What this task involves: Compile every line that includes the word "tools".

Source data:
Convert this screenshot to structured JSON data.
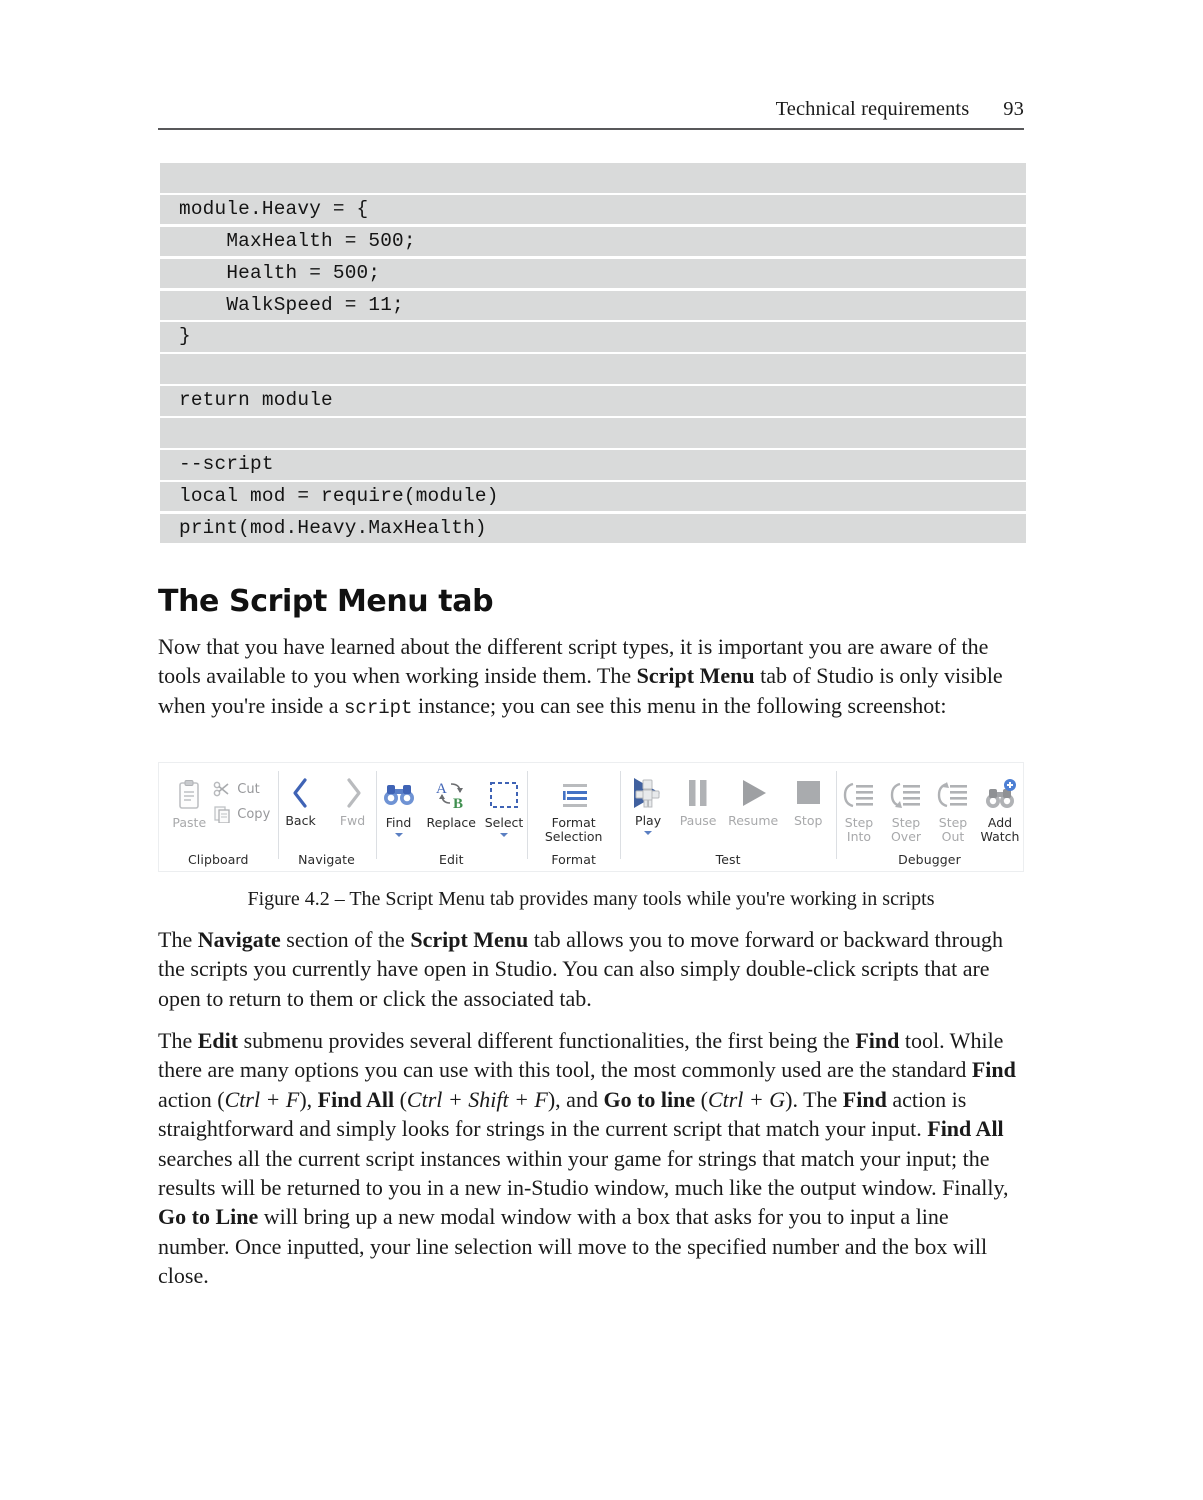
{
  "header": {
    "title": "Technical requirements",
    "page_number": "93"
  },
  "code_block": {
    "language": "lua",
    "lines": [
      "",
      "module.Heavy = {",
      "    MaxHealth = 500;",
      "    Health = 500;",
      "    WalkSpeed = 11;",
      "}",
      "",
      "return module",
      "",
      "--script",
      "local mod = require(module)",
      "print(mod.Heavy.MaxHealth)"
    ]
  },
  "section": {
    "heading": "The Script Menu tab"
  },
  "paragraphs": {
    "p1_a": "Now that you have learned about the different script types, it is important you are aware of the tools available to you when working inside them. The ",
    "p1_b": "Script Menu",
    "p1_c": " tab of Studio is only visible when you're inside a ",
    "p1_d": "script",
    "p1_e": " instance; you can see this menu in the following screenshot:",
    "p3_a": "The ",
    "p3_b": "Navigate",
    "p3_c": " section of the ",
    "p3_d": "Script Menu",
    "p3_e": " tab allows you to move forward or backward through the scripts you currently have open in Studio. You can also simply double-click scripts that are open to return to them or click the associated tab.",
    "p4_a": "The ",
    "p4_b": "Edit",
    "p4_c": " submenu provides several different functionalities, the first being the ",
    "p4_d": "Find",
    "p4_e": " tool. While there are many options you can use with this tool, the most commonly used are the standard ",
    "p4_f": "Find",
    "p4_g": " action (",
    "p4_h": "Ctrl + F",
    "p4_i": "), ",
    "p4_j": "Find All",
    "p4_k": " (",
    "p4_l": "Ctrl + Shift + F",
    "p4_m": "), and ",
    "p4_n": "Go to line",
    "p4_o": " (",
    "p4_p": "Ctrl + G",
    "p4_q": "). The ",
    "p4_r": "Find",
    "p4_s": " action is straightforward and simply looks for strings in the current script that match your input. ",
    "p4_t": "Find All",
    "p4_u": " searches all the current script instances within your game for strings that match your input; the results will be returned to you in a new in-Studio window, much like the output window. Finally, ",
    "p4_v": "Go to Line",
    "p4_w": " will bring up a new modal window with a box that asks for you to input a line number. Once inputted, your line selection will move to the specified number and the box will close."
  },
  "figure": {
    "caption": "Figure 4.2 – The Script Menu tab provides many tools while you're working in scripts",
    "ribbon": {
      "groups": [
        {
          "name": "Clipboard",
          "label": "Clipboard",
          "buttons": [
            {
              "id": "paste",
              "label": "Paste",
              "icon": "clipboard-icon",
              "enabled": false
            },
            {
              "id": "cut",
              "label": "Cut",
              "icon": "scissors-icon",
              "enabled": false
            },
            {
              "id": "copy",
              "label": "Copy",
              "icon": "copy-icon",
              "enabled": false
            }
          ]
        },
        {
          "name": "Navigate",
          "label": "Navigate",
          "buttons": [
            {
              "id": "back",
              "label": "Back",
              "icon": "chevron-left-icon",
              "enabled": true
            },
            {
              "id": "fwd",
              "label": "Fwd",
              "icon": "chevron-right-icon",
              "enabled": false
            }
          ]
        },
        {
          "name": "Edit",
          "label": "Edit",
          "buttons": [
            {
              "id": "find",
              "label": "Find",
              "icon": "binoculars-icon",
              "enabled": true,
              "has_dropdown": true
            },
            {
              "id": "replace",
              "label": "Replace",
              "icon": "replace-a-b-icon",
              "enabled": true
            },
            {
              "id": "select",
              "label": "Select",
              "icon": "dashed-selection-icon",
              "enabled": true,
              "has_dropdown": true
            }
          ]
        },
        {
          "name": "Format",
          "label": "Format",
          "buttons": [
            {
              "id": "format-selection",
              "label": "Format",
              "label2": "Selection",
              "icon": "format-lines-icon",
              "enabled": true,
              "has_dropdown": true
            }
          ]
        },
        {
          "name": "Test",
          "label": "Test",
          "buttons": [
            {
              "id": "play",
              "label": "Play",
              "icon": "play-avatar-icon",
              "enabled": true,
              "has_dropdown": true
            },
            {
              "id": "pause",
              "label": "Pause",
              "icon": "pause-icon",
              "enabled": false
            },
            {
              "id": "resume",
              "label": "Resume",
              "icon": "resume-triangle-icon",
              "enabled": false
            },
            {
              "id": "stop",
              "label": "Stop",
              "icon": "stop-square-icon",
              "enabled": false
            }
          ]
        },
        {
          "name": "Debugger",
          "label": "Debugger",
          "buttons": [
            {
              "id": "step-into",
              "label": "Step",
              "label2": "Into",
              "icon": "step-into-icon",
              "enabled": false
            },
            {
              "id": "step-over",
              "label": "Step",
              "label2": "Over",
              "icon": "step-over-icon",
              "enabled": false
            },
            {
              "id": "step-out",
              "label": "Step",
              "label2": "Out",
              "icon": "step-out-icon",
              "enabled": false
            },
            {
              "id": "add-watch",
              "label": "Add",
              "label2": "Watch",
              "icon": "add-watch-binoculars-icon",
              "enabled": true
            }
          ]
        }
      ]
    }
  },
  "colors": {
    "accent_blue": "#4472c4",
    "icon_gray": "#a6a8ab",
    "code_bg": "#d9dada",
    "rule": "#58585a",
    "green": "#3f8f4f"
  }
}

---

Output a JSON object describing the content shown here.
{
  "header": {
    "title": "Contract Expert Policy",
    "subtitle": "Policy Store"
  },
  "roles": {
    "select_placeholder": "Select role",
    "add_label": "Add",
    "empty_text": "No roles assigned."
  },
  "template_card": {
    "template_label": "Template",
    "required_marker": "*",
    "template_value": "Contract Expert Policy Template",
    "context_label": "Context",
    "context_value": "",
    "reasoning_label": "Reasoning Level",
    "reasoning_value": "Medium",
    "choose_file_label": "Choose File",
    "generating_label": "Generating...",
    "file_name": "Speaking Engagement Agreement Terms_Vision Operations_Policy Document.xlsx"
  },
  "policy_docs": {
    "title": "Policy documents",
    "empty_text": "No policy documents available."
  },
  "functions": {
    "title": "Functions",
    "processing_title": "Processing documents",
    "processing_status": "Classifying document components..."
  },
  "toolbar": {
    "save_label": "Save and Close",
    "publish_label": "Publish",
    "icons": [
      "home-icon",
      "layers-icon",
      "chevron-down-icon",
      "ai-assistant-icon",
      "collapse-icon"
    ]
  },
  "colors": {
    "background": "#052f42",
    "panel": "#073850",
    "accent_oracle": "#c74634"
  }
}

Answer to this problem:
    "p1_a": "Now that you have learned about the different script types, it is important you are aware of the tools available to you when working inside them. The ",
    "caption": "Figure 4.2 – The Script Menu tab provides many tools while you're working in scripts",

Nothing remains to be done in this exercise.